+++ Supplied material +++

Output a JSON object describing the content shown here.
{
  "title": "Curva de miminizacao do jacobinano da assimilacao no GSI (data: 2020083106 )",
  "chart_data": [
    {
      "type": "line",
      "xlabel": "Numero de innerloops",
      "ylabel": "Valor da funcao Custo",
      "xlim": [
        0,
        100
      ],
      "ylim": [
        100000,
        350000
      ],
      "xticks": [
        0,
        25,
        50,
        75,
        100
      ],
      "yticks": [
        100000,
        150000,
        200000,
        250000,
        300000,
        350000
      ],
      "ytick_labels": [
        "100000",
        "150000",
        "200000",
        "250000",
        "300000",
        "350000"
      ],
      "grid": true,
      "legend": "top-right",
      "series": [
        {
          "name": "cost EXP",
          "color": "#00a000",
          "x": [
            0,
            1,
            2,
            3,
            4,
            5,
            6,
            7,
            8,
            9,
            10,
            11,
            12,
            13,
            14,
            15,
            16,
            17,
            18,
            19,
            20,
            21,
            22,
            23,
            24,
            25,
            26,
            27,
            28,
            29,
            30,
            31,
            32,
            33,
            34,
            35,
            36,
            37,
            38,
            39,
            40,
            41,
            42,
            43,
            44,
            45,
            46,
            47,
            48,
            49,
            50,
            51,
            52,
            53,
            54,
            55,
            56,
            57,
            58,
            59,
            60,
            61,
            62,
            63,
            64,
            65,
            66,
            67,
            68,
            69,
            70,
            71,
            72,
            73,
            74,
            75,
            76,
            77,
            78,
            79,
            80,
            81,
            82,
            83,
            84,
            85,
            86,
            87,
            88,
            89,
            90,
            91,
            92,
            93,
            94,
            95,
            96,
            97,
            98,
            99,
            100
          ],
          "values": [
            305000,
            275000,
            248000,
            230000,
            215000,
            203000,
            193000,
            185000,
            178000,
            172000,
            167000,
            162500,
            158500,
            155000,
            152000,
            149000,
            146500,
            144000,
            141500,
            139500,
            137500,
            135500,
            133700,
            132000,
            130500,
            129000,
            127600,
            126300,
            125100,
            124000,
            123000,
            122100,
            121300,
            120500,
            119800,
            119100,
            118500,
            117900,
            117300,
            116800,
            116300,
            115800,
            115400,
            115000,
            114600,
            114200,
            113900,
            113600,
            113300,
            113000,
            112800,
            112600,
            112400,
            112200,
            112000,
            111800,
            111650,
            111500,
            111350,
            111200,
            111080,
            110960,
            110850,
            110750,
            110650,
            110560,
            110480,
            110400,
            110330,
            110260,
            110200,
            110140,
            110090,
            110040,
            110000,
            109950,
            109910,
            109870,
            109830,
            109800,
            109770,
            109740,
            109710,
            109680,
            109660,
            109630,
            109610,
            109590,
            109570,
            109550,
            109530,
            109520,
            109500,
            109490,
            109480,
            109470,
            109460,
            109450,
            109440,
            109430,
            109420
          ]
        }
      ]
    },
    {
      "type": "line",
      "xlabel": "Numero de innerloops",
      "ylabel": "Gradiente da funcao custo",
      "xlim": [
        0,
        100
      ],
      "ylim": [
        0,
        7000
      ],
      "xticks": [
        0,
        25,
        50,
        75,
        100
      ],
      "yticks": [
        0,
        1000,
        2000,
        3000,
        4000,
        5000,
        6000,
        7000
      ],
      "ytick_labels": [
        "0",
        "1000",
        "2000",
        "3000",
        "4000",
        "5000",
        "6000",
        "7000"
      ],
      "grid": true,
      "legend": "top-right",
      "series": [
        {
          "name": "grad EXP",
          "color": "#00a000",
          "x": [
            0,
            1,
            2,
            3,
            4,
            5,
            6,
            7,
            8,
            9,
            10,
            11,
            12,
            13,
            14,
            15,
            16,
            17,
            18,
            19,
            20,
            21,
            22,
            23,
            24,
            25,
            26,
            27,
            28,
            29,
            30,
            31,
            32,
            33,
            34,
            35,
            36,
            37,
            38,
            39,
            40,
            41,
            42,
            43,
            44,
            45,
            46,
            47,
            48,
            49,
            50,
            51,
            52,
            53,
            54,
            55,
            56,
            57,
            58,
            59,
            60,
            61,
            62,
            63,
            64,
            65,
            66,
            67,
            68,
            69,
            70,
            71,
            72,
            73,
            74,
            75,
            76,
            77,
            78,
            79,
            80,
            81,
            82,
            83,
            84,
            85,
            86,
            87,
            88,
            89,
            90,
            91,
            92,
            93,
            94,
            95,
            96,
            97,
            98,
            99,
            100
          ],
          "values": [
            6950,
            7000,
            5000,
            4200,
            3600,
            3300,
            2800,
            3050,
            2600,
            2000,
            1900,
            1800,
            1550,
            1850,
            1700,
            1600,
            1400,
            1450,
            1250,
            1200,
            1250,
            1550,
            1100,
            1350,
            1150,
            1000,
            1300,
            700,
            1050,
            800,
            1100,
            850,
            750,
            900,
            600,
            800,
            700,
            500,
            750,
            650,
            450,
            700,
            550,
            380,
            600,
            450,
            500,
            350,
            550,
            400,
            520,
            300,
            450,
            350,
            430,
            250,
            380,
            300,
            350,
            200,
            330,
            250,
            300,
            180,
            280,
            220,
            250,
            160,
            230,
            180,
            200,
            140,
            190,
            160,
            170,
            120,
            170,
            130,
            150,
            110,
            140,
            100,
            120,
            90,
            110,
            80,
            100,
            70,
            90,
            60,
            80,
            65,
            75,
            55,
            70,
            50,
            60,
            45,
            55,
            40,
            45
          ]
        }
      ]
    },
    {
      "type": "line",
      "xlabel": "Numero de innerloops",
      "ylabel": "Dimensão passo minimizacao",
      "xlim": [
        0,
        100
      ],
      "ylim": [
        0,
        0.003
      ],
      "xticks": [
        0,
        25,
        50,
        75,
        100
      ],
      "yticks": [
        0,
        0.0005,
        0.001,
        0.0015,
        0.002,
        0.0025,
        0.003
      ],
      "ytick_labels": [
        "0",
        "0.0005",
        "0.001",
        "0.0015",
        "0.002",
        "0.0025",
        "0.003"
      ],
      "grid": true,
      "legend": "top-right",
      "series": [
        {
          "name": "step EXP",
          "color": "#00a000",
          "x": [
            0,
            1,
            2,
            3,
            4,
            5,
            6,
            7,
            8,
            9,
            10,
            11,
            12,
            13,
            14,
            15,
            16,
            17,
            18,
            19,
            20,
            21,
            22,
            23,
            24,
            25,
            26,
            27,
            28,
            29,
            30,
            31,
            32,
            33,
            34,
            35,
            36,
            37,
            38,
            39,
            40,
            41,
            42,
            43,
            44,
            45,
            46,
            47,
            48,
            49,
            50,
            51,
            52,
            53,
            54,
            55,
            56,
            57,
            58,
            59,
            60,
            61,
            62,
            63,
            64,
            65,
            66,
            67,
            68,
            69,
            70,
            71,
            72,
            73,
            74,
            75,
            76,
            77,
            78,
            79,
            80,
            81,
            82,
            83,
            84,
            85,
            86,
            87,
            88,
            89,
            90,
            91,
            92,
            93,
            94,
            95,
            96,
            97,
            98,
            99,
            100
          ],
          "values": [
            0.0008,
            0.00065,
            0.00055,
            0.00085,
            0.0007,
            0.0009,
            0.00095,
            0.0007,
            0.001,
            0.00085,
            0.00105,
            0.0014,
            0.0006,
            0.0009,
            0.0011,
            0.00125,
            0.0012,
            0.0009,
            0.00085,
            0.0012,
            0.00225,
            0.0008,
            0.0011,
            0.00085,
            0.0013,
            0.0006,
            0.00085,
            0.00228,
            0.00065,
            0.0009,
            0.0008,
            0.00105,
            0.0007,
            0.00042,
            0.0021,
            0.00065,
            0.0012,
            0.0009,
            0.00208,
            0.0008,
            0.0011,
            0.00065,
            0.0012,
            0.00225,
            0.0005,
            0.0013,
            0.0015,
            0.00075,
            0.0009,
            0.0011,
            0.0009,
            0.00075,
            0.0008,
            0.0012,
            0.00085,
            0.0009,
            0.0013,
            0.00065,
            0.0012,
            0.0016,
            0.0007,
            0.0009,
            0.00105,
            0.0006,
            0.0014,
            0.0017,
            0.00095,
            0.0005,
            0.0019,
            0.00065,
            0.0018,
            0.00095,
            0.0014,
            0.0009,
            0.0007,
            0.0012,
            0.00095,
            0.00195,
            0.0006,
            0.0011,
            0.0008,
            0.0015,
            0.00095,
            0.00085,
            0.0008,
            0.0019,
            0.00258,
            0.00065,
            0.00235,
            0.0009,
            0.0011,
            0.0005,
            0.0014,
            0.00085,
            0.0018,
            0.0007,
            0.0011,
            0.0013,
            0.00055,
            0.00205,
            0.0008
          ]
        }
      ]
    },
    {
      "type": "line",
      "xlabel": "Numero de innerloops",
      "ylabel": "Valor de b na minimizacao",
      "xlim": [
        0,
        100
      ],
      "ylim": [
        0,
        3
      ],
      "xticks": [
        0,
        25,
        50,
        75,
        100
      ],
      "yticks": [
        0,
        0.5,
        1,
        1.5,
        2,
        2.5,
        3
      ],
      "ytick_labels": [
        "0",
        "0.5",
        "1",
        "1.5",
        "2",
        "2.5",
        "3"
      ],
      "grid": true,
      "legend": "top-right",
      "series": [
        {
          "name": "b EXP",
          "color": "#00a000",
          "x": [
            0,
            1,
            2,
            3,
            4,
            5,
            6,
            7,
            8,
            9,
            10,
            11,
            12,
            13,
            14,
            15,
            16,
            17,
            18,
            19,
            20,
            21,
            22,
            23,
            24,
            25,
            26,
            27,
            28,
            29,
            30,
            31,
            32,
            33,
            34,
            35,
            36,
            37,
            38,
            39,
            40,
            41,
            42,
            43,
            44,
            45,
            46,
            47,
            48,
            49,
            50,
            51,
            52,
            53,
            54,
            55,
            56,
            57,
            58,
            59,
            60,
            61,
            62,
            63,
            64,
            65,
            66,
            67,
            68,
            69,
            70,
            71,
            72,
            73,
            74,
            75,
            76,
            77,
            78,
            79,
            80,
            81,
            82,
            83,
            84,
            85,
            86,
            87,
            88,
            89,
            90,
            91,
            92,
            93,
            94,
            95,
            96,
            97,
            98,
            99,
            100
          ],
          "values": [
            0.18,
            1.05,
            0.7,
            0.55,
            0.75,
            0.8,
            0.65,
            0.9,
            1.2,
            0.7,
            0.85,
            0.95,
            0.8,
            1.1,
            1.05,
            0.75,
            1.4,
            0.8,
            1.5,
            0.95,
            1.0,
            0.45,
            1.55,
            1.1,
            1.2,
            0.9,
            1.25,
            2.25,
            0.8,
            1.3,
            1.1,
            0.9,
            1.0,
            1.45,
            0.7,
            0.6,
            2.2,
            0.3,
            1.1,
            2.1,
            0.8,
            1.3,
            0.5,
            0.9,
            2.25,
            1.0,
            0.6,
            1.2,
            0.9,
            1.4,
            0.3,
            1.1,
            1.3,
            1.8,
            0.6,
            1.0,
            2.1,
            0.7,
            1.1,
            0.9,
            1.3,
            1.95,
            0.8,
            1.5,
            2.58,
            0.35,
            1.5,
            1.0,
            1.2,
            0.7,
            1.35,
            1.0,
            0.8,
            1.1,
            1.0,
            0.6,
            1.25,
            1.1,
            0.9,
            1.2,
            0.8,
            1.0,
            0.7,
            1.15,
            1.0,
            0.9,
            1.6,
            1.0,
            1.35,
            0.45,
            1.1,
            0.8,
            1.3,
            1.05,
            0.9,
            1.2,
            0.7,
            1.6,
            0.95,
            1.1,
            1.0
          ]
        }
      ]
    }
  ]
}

+++

- [Aim of the exercise] Identify each line holding the string "name", and copy it out.

- [Written solution]
          "name": "cost EXP",
          "name": "grad EXP",
          "name": "step EXP",
          "name": "b EXP",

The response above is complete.